__Data in this exercise__

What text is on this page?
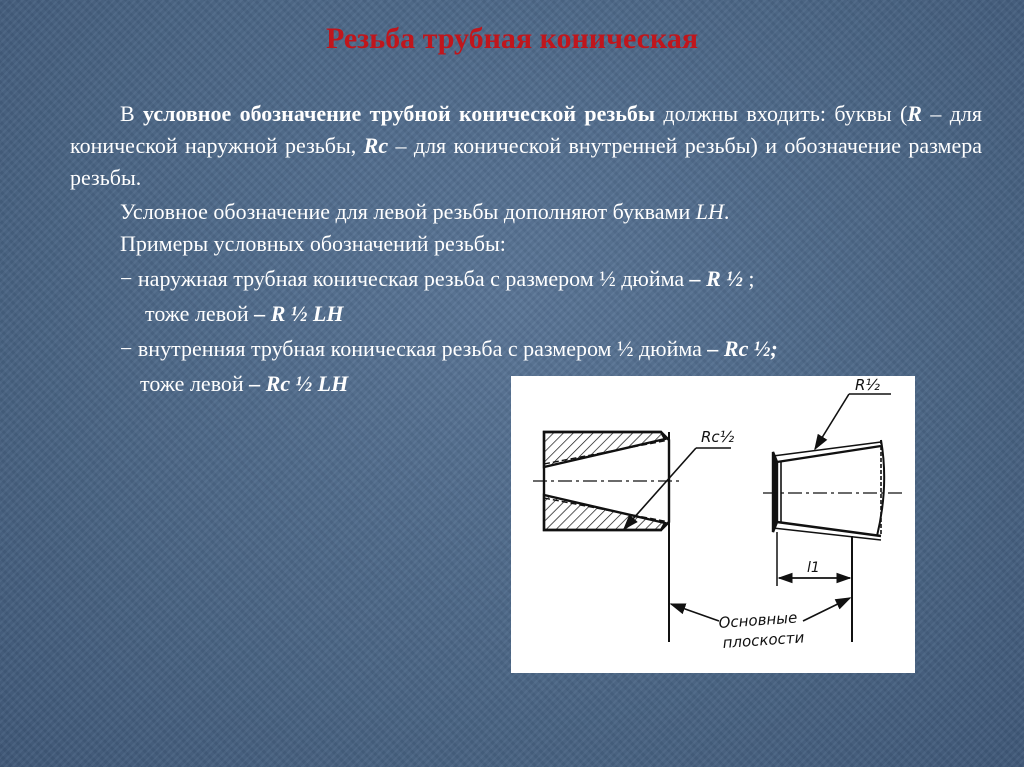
Резьба трубная коническая

В условное обозначение трубной конической резьбы должны входить: буквы (R – для конической наружной резьбы, Rc – для конической внутренней резьбы) и обозначение размера резьбы.

Условное обозначение для левой резьбы дополняют буквами LH.

Примеры условных обозначений резьбы:

− наружная трубная коническая резьба с размером ½ дюйма – R ½ ;

тоже левой – R ½ LH

− внутренняя трубная коническая резьба с размером ½ дюйма – Rc ½;

тоже левой – Rc ½ LH

Rc½
R½
l1
Основные
плоскости
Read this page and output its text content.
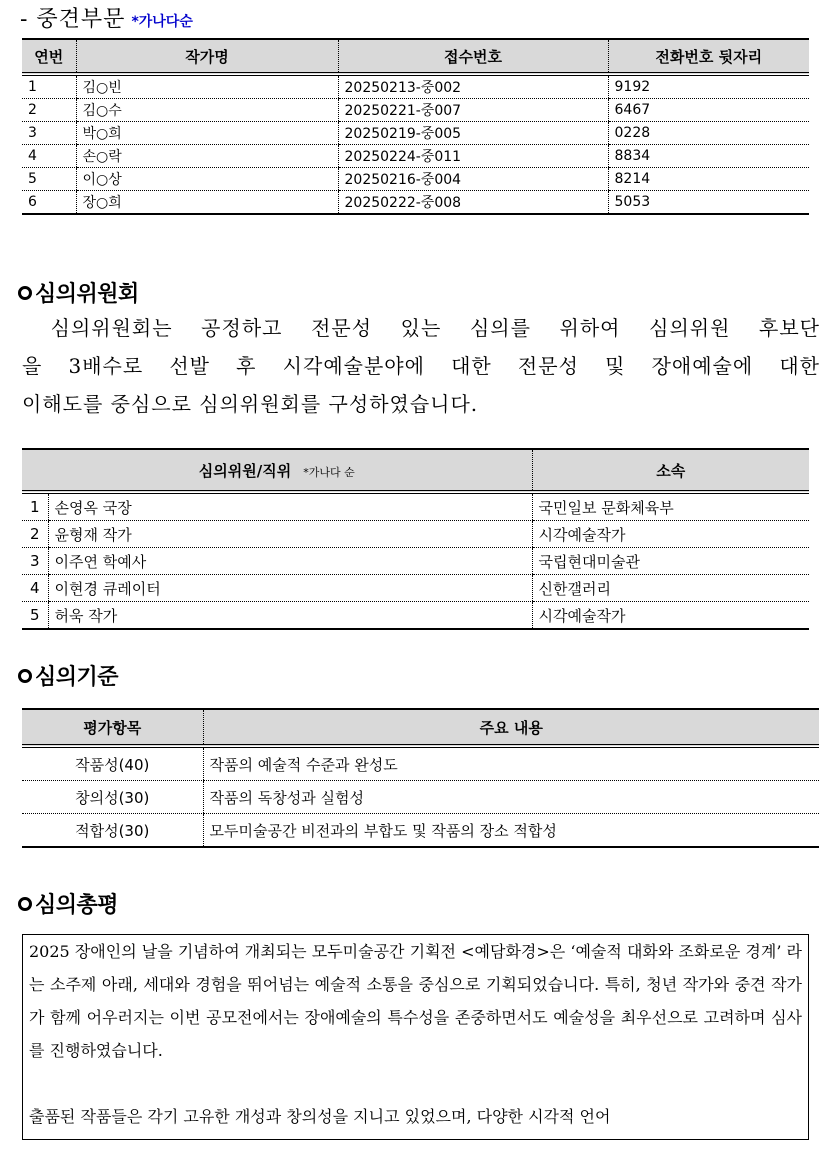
- 중견부문 *가나다순
연번	작가명	접수번호	전화번호 뒷자리
1	김○빈	20250213-중002	9192
2	김○수	20250221-중007	6467
3	박○희	20250219-중005	0228
4	손○락	20250224-중011	8834
5	이○상	20250216-중004	8214
6	장○희	20250222-중008	5053
심의위원회
심의위원회는 공정하고 전문성 있는 심의를 위하여 심의위원 후보단
을 3배수로 선발 후 시각예술분야에 대한 전문성 및 장애예술에 대한
이해도를 중심으로 심의위원회를 구성하였습니다.
심의위원/직위 *가나다 순		소속
1	손영옥 국장	국민일보 문화체육부
2	윤형재 작가	시각예술작가
3	이주연 학예사	국립현대미술관
4	이현경 큐레이터	신한갤러리
5	허욱 작가	시각예술작가
심의기준
평가항목	주요 내용
작품성(40)	작품의 예술적 수준과 완성도
창의성(30)	작품의 독창성과 실험성
적합성(30)	모두미술공간 비전과의 부합도 및 작품의 장소 적합성
심의총평

2025 장애인의 날을 기념하여 개최되는 모두미술공간 기획전 <예담화경>은 ‘예술적 대화와 조화로운 경계’ 라는 소주제 아래, 세대와 경험을 뛰어넘는 예술적 소통을 중심으로 기획되었습니다. 특히, 청년 작가와 중견 작가가 함께 어우러지는 이번 공모전에서는 장애예술의 특수성을 존중하면서도 예술성을 최우선으로 고려하며 심사를 진행하였습니다.

출품된 작품들은 각기 고유한 개성과 창의성을 지니고 있었으며, 다양한 시각적 언어
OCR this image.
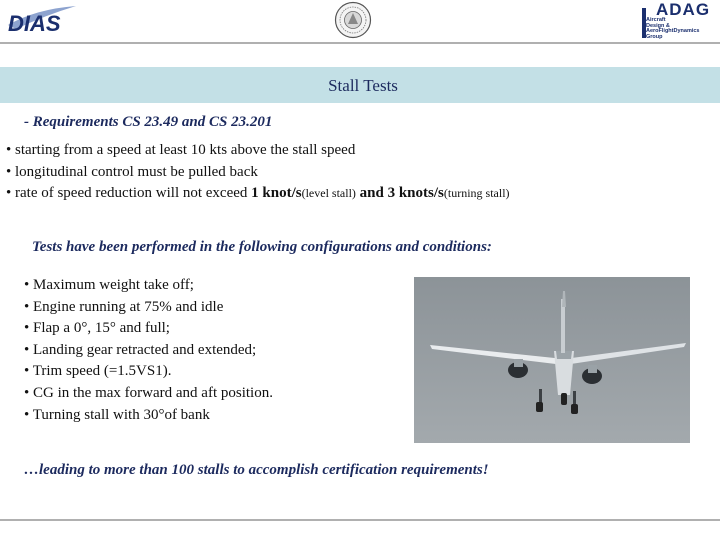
DIAS
ADAG
Aircraft
Design &
AeroFlightDynamics
Group
Stall Tests
- Requirements CS 23.49 and CS 23.201
• starting from a speed at least 10 kts above the stall speed
• longitudinal control must be pulled back
• rate of speed reduction will not exceed 1 knot/s(level stall) and 3 knots/s(turning stall)
Tests have been performed in the following configurations and conditions:
• Maximum weight take off;
• Engine running at 75% and idle
• Flap a 0°, 15° and full;
• Landing gear retracted and extended;
• Trim speed (=1.5VS1).
• CG in the max forward and aft position.
• Turning stall with 30°of bank
…leading to more than 100 stalls to accomplish certification requirements!
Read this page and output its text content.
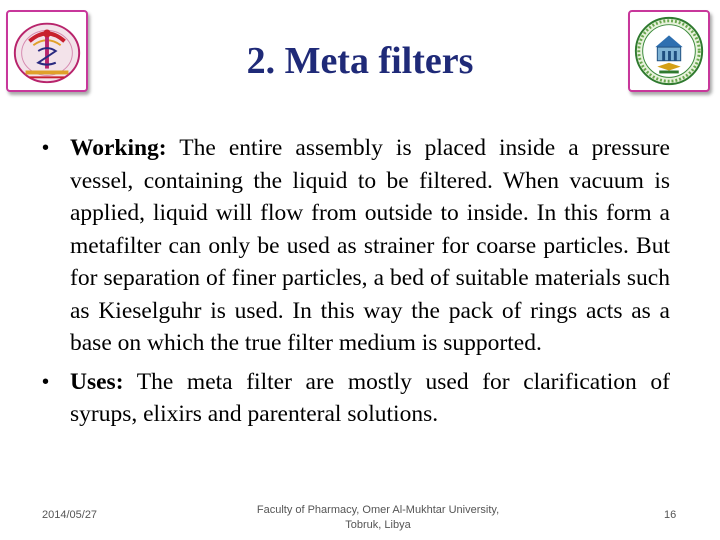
2. Meta filters

• Working: The entire assembly is placed inside a pressure vessel, containing the liquid to be filtered. When vacuum is applied, liquid will flow from outside to inside. In this form a metafilter can only be used as strainer for coarse particles. But for separation of finer particles, a bed of suitable materials such as Kieselguhr is used. In this way the pack of rings acts as a base on which the true filter medium is supported.

• Uses: The meta filter are mostly used for clarification of syrups, elixirs and parenteral solutions.

2014/05/27	Faculty of Pharmacy, Omer Al-Mukhtar University,
Tobruk, Libya
16
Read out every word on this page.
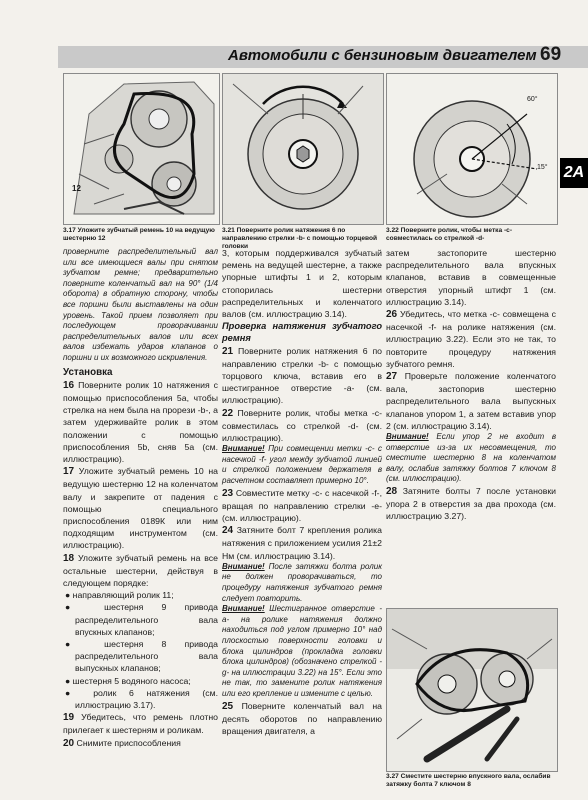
Автомобили с бензиновым двигателем 69
2A
12
3.17 Уложите зубчатый ремень 10 на ведущую шестерню 12
3.21 Поверните ролик натяжения 6 по направлению стрелки -b- с помощью торцевой головки
60°
15°
3.22 Поверните ролик, чтобы метка -c- совместилась со стрелкой -d-

проверните распределительный вал или все имеющиеся валы при снятом зубчатом ремне; предварительно поверните коленчатый вал на 90° (1/4 оборота) в обратную сторону, чтобы все поршни были выставлены на один уровень. Такой прием позволяет при последующем проворачивании распределительных валов или всех валов избежать ударов клапанов о поршни и их возможного искривления.

Установка

16 Поверните ролик 10 натяжения с помощью приспособления 5а, чтобы стрелка на нем была на прорези -b-, а затем удерживайте ролик в этом положении с помощью приспособления 5b, сняв 5а (см. иллюстрацию).

17 Уложите зубчатый ремень 10 на ведущую шестерню 12 на коленчатом валу и закрепите от падения с помощью специального приспособления 0189К или ним подходящим инструментом (см. иллюстрацию).

18 Уложите зубчатый ремень на все остальные шестерни, действуя в следующем порядке:

● направляющий ролик 11;

● шестерня 9 привода распределительного вала впускных клапанов;

● шестерня 8 привода распределительного вала выпускных клапанов;

● шестерня 5 водяного насоса;

● ролик 6 натяжения (см. иллюстрацию 3.17).

19 Убедитесь, что ремень плотно прилегает к шестерням и роликам.

20 Снимите приспособления

3, которым поддерживался зубчатый ремень на ведущей шестерне, а также упорные штифты 1 и 2, которым стопорилась шестерни распределительных и коленчатого валов (см. иллюстрацию 3.14).

Проверка натяжения зубчатого ремня

21 Поверните ролик натяжения 6 по направлению стрелки -b- с помощью торцового ключа, вставив его в шестигранное отверстие -a- (см. иллюстрацию).

22 Поверните ролик, чтобы метка -c- совместилась со стрелкой -d- (см. иллюстрацию).

Внимание! При совмещении метки -c- с насечкой -f- угол между зубчатой линией и стрелкой положением держателя в расчетном составляет примерно 10°.

23 Совместите метку -c- с насечкой -f-, вращая по направлению стрелки -e- (см. иллюстрацию).

24 Затяните болт 7 крепления ролика натяжения с приложением усилия 21±2 Нм (см. иллюстрацию 3.14).

Внимание! После затяжки болта ролик не должен проворачиваться, то процедуру натяжения зубчатого ремня следует повторить.

Внимание! Шестигранное отверстие -a- на ролике натяжения должно находиться под углом примерно 10° над плоскостью поверхности головки и блока цилиндров (прокладка головки блока цилиндров) (обозначено стрелкой -g- на иллюстрации 3.22) на 15°. Если это не так, то замените ролик натяжения или его крепление и измените с целью.

25 Поверните коленчатый вал на десять оборотов по направлению вращения двигателя, а

затем застопорите шестерню распределительного вала впускных клапанов, вставив в совмещенные отверстия упорный штифт 1 (см. иллюстрацию 3.14).

26 Убедитесь, что метка -c- совмещена с насечкой -f- на ролике натяжения (см. иллюстрацию 3.22). Если это не так, то повторите процедуру натяжения зубчатого ремня.

27 Проверьте положение коленчатого вала, застопорив шестерню распределительного вала выпускных клапанов упором 1, а затем вставив упор 2 (см. иллюстрацию 3.14).

Внимание! Если упор 2 не входит в отверстие из-за их несовмещения, то сместите шестерню 8 на коленчатом валу, ослабив затяжку болтов 7 ключом 8 (см. иллюстрацию).

28 Затяните болты 7 после установки упора 2 в отверстия за два прохода (см. иллюстрацию 3.27).

3.27 Сместите шестерню впускного вала, ослабив затяжку болта 7 ключом 8
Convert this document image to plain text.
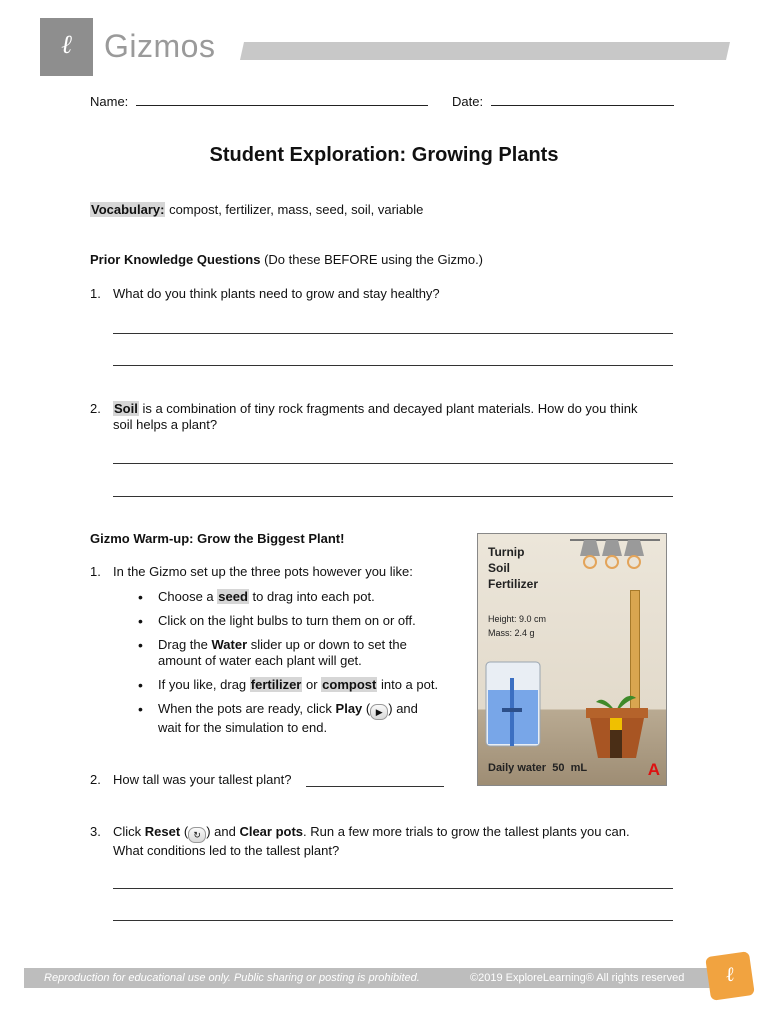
ℓ	Gizmos
Name:	Date:
Student Exploration: Growing Plants
Vocabulary: compost, fertilizer, mass, seed, soil, variable
Prior Knowledge Questions (Do these BEFORE using the Gizmo.)
1. What do you think plants need to grow and stay healthy?
2.	Soil is a combination of tiny rock fragments and decayed plant materials. How do you think
soil helps a plant?
Gizmo Warm-up: Grow the Biggest Plant!
1. In the Gizmo set up the three pots however you like:
• Choose a seed to drag into each pot.
• Click on the light bulbs to turn them on or off.
• Drag the Water slider up or down to set the amount of water each plant will get.
• If you like, drag fertilizer or compost into a pot.
• When the pots are ready, click Play ( ▶ ) and
wait for the simulation to end.
2. How tall was your tallest plant?
3. Click Reset ( ↻ ) and Clear pots. Run a few more trials to grow the tallest plants you can.
What conditions led to the tallest plant?
Turnip
Soil
Fertilizer
Height: 9.0 cm
Mass: 2.4 g
Daily water 50 mL	A
Reproduction for educational use only. Public sharing or posting is prohibited.	©2019 ExploreLearning® All rights reserved	ℓ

__Set task__
Where a line of the records above holds the word "распределительного", copy that line.

__Response__
● шестерня 9 привода распределительного вала впускных клапанов;
● шестерня 8 привода распределительного вала выпускных клапанов;
затем застопорите шестерню распределительного вала впускных клапанов, вставив в совмещенные отверстия упорный штифт 1 (см. иллюстрацию 3.14).
27 Проверьте положение коленчатого вала, застопорив шестерню распределительного вала выпускных клапанов упором 1, а затем вставив упор 2 (см. иллюстрацию 3.14).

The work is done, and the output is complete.